Extracted records

----------

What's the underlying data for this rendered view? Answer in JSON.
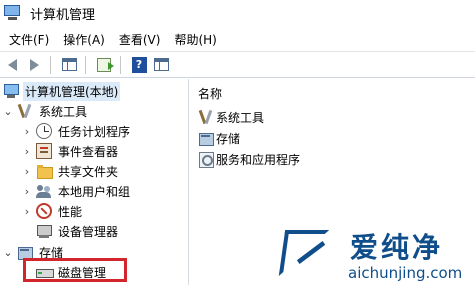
{
  "window": {
    "title": "计算机管理"
  },
  "menu": [
    "文件(F)",
    "操作(A)",
    "查看(V)",
    "帮助(H)"
  ],
  "tree": {
    "root": "计算机管理(本地)",
    "system_tools": "系统工具",
    "task_scheduler": "任务计划程序",
    "event_viewer": "事件查看器",
    "shared_folders": "共享文件夹",
    "local_users": "本地用户和组",
    "performance": "性能",
    "device_manager": "设备管理器",
    "storage": "存储",
    "disk_management": "磁盘管理"
  },
  "right": {
    "column_header": "名称",
    "items": [
      "系统工具",
      "存储",
      "服务和应用程序"
    ]
  },
  "watermark": {
    "name": "爱纯净",
    "url": "aichunjing.com"
  },
  "colors": {
    "highlight": "#d3262c",
    "brand": "#0f4e8a",
    "selection": "#dbeaf9"
  }
}
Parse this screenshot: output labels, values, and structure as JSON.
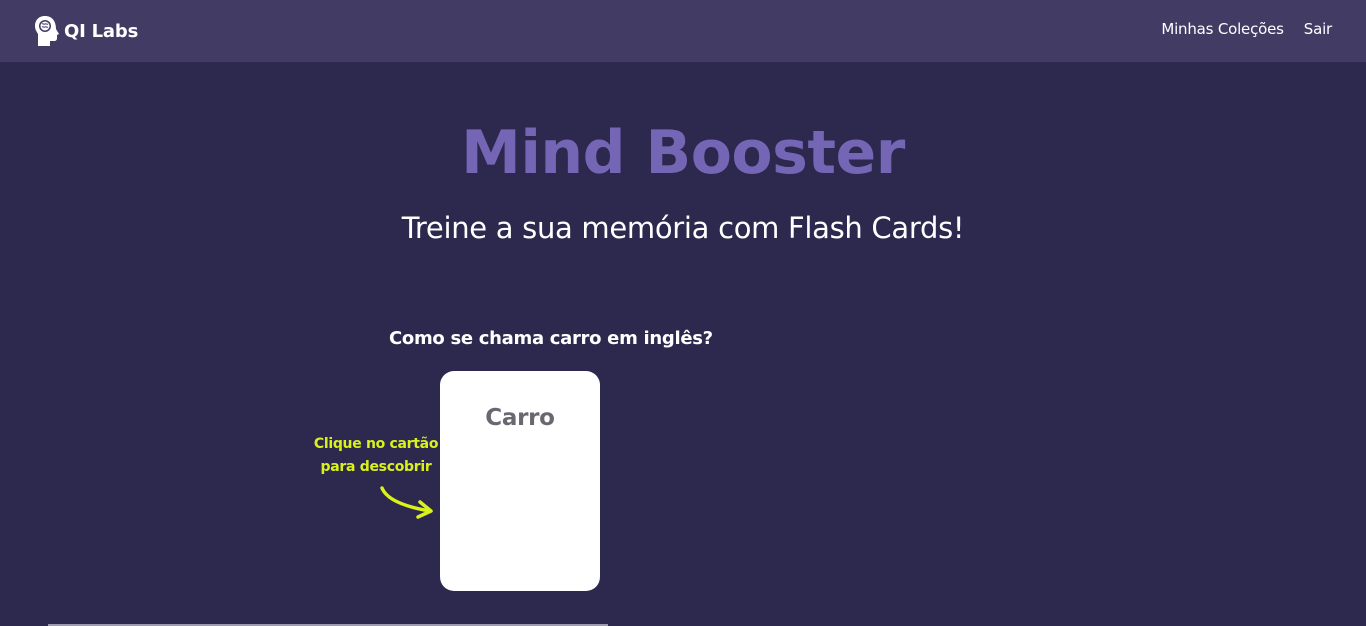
{
  "navbar": {
    "brand_text": "QI Labs",
    "brand_icon": "brain-head-icon",
    "links": [
      {
        "label": "Minhas Coleções"
      },
      {
        "label": "Sair"
      }
    ]
  },
  "hero": {
    "title": "Mind Booster",
    "subtitle": "Treine a sua memória com Flash Cards!"
  },
  "quiz": {
    "question": "Como se chama carro em inglês?",
    "hint_line1": "Clique no cartão",
    "hint_line2": "para descobrir",
    "card_text": "Carro"
  },
  "colors": {
    "background": "#2d284e",
    "navbar": "#423c64",
    "title": "#7466b5",
    "hint": "#d9f21c",
    "card": "#ffffff"
  }
}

----------

- WHAT IS REQUIRED
Copy out each line word for word, please, skipping the images.

- RESPONSE FOR THIS EXERCISE
What's the underlying data for this rendered view? Answer in JSON.
{
  "window": {
    "title": "计算机管理"
  },
  "menu": [
    "文件(F)",
    "操作(A)",
    "查看(V)",
    "帮助(H)"
  ],
  "tree": {
    "root": "计算机管理(本地)",
    "system_tools": "系统工具",
    "task_scheduler": "任务计划程序",
    "event_viewer": "事件查看器",
    "shared_folders": "共享文件夹",
    "local_users": "本地用户和组",
    "performance": "性能",
    "device_manager": "设备管理器",
    "storage": "存储",
    "disk_management": "磁盘管理"
  },
  "right": {
    "column_header": "名称",
    "items": [
      "系统工具",
      "存储",
      "服务和应用程序"
    ]
  },
  "watermark": {
    "name": "爱纯净",
    "url": "aichunjing.com"
  },
  "colors": {
    "highlight": "#d3262c",
    "brand": "#0f4e8a",
    "selection": "#dbeaf9"
  }
}
Parse this screenshot: output labels, values, and structure as JSON.
{
  "navbar": {
    "brand_text": "QI Labs",
    "brand_icon": "brain-head-icon",
    "links": [
      {
        "label": "Minhas Coleções"
      },
      {
        "label": "Sair"
      }
    ]
  },
  "hero": {
    "title": "Mind Booster",
    "subtitle": "Treine a sua memória com Flash Cards!"
  },
  "quiz": {
    "question": "Como se chama carro em inglês?",
    "hint_line1": "Clique no cartão",
    "hint_line2": "para descobrir",
    "card_text": "Carro"
  },
  "colors": {
    "background": "#2d284e",
    "navbar": "#423c64",
    "title": "#7466b5",
    "hint": "#d9f21c",
    "card": "#ffffff"
  }
}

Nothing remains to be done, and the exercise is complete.